* Task to carry out *
Copy the listing below line for line, without changing anything.

====== Extracted information

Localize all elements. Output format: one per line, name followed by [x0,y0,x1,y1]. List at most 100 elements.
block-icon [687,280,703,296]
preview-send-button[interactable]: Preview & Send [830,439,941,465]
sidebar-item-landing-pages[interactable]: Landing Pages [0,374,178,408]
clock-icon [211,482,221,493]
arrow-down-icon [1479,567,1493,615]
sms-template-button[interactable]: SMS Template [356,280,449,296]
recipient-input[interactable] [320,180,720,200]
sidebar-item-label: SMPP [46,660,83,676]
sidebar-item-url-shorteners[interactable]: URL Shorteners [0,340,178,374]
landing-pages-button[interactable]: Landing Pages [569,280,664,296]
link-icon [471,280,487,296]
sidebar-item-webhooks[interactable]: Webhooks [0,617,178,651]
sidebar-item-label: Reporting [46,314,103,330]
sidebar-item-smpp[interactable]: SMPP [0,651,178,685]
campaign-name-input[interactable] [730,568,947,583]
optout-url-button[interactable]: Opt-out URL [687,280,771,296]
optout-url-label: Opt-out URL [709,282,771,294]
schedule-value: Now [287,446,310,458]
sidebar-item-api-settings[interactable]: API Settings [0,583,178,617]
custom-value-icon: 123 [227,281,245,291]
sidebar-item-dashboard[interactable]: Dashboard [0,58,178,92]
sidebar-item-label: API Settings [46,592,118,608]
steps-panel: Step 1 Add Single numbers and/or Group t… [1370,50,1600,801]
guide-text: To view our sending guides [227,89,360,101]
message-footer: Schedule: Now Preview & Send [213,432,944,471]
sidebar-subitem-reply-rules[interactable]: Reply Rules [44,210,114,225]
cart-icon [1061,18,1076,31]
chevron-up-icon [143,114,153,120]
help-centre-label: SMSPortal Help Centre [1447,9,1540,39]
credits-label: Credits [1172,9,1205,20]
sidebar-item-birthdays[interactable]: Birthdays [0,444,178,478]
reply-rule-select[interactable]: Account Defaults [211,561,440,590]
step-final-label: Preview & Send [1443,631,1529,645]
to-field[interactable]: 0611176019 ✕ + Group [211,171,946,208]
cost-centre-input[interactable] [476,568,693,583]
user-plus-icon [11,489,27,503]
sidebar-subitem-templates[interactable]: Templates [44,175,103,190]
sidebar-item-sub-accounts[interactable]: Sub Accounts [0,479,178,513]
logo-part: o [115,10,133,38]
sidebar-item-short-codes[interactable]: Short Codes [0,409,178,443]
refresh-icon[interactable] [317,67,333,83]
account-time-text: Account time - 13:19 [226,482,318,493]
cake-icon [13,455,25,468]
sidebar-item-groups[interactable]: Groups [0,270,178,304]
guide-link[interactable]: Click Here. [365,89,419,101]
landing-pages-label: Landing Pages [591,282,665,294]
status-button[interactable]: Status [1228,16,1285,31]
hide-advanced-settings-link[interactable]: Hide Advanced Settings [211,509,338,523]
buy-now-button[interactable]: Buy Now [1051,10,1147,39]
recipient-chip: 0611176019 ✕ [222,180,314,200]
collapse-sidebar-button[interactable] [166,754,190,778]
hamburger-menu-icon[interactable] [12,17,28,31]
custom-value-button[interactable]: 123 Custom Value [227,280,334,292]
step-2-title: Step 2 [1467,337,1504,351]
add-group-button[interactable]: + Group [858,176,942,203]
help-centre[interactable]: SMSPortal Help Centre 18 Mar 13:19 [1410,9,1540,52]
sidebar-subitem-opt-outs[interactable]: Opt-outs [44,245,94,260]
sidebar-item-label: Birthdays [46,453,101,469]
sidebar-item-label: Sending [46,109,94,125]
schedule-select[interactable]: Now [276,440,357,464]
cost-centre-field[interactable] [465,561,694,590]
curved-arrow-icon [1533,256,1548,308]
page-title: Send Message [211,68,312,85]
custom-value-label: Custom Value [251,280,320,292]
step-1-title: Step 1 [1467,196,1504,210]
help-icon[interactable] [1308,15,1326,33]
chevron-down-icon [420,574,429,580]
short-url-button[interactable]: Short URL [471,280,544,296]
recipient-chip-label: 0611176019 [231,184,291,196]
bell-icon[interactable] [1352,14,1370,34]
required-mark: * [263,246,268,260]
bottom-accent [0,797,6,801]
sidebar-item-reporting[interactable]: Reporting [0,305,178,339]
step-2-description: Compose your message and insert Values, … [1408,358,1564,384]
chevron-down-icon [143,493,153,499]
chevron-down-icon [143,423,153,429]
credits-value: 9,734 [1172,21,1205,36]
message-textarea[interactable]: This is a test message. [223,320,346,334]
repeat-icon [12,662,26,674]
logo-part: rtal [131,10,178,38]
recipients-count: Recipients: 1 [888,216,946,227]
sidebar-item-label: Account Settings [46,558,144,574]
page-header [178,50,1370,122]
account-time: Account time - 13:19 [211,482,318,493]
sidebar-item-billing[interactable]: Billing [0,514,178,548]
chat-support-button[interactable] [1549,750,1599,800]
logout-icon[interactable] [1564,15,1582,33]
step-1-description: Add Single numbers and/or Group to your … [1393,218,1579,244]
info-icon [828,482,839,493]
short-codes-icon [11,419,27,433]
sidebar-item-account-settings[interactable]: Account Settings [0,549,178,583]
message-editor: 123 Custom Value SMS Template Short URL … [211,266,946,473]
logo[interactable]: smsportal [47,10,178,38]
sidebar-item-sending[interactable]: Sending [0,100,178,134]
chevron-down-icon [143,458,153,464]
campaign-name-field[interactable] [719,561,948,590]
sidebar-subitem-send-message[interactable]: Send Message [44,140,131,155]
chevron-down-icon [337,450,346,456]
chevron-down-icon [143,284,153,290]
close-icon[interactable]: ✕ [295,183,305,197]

============

* Completed task *
Localize all elements. Output format: one per line, name followed by [x0,y0,x1,y1]. List at most 100 elements.
block-icon [687,280,703,296]
preview-send-button[interactable]: Preview & Send [830,439,941,465]
sidebar-item-landing-pages[interactable]: Landing Pages [0,374,178,408]
clock-icon [211,482,221,493]
arrow-down-icon [1479,567,1493,615]
sms-template-button[interactable]: SMS Template [356,280,449,296]
recipient-input[interactable] [320,180,720,200]
sidebar-item-label: SMPP [46,660,83,676]
sidebar-item-url-shorteners[interactable]: URL Shorteners [0,340,178,374]
landing-pages-button[interactable]: Landing Pages [569,280,664,296]
link-icon [471,280,487,296]
sidebar-item-webhooks[interactable]: Webhooks [0,617,178,651]
sidebar-item-label: Reporting [46,314,103,330]
sidebar-item-smpp[interactable]: SMPP [0,651,178,685]
campaign-name-input[interactable] [730,568,947,583]
optout-url-button[interactable]: Opt-out URL [687,280,771,296]
optout-url-label: Opt-out URL [709,282,771,294]
schedule-value: Now [287,446,310,458]
sidebar-item-api-settings[interactable]: API Settings [0,583,178,617]
custom-value-icon: 123 [227,281,245,291]
sidebar-item-dashboard[interactable]: Dashboard [0,58,178,92]
sidebar-item-label: API Settings [46,592,118,608]
steps-panel: Step 1 Add Single numbers and/or Group t… [1370,50,1600,801]
guide-text: To view our sending guides [227,89,360,101]
message-footer: Schedule: Now Preview & Send [213,432,944,471]
sidebar-subitem-reply-rules[interactable]: Reply Rules [44,210,114,225]
cart-icon [1061,18,1076,31]
chevron-up-icon [143,114,153,120]
help-centre-label: SMSPortal Help Centre [1447,9,1540,39]
credits-label: Credits [1172,9,1205,20]
sidebar-item-birthdays[interactable]: Birthdays [0,444,178,478]
reply-rule-select[interactable]: Account Defaults [211,561,440,590]
step-final-label: Preview & Send [1443,631,1529,645]
to-field[interactable]: 0611176019 ✕ + Group [211,171,946,208]
cost-centre-input[interactable] [476,568,693,583]
user-plus-icon [11,489,27,503]
sidebar-subitem-templates[interactable]: Templates [44,175,103,190]
sidebar-item-sub-accounts[interactable]: Sub Accounts [0,479,178,513]
logo-part: o [115,10,133,38]
sidebar-item-short-codes[interactable]: Short Codes [0,409,178,443]
refresh-icon[interactable] [317,67,333,83]
account-time-text: Account time - 13:19 [226,482,318,493]
cake-icon [13,455,25,468]
sidebar-item-groups[interactable]: Groups [0,270,178,304]
guide-link[interactable]: Click Here. [365,89,419,101]
landing-pages-label: Landing Pages [591,282,665,294]
status-button[interactable]: Status [1228,16,1285,31]
hide-advanced-settings-link[interactable]: Hide Advanced Settings [211,509,338,523]
buy-now-button[interactable]: Buy Now [1051,10,1147,39]
recipient-chip: 0611176019 ✕ [222,180,314,200]
collapse-sidebar-button[interactable] [166,754,190,778]
hamburger-menu-icon[interactable] [12,17,28,31]
custom-value-button[interactable]: 123 Custom Value [227,280,334,292]
step-2-title: Step 2 [1467,337,1504,351]
add-group-button[interactable]: + Group [858,176,942,203]
help-centre[interactable]: SMSPortal Help Centre 18 Mar 13:19 [1410,9,1540,52]
sidebar-subitem-opt-outs[interactable]: Opt-outs [44,245,94,260]
sidebar-item-label: Birthdays [46,453,101,469]
sidebar-item-label: Sending [46,109,94,125]
schedule-select[interactable]: Now [276,440,357,464]
cost-centre-field[interactable] [465,561,694,590]
curved-arrow-icon [1533,256,1548,308]
page-title: Send Message [211,68,312,85]
custom-value-label: Custom Value [251,280,320,292]
step-1-title: Step 1 [1467,196,1504,210]
help-icon[interactable] [1308,15,1326,33]
chevron-down-icon [420,574,429,580]
short-url-button[interactable]: Short URL [471,280,544,296]
recipient-chip-label: 0611176019 [231,184,291,196]
bell-icon[interactable] [1352,14,1370,34]
required-mark: * [263,246,268,260]
bottom-accent [0,797,6,801]
sidebar-item-reporting[interactable]: Reporting [0,305,178,339]
step-2-description: Compose your message and insert Values, … [1408,358,1564,384]
chevron-down-icon [143,493,153,499]
chevron-down-icon [143,423,153,429]
credits-value: 9,734 [1172,21,1205,36]
message-textarea[interactable]: This is a test message. [223,320,346,334]
repeat-icon [12,662,26,674]
logo-part: rtal [131,10,178,38]
recipients-count: Recipients: 1 [888,216,946,227]
sidebar-item-label: Account Settings [46,558,144,574]
page-header [178,50,1370,122]
account-time: Account time - 13:19 [211,482,318,493]
sidebar-item-billing[interactable]: Billing [0,514,178,548]
chat-support-button[interactable] [1549,750,1599,800]
logout-icon[interactable] [1564,15,1582,33]
step-1-description: Add Single numbers and/or Group to your … [1393,218,1579,244]
info-icon [828,482,839,493]
short-codes-icon [11,419,27,433]
sidebar-item-account-settings[interactable]: Account Settings [0,549,178,583]
message-editor: 123 Custom Value SMS Template Short URL … [211,266,946,473]
logo[interactable]: smsportal [47,10,178,38]
sidebar-item-sending[interactable]: Sending [0,100,178,134]
chevron-down-icon [143,458,153,464]
campaign-name-field[interactable] [719,561,948,590]
sidebar-subitem-send-message[interactable]: Send Message [44,140,131,155]
chevron-down-icon [337,450,346,456]
chevron-down-icon [143,284,153,290]
close-icon[interactable]: ✕ [295,183,305,197]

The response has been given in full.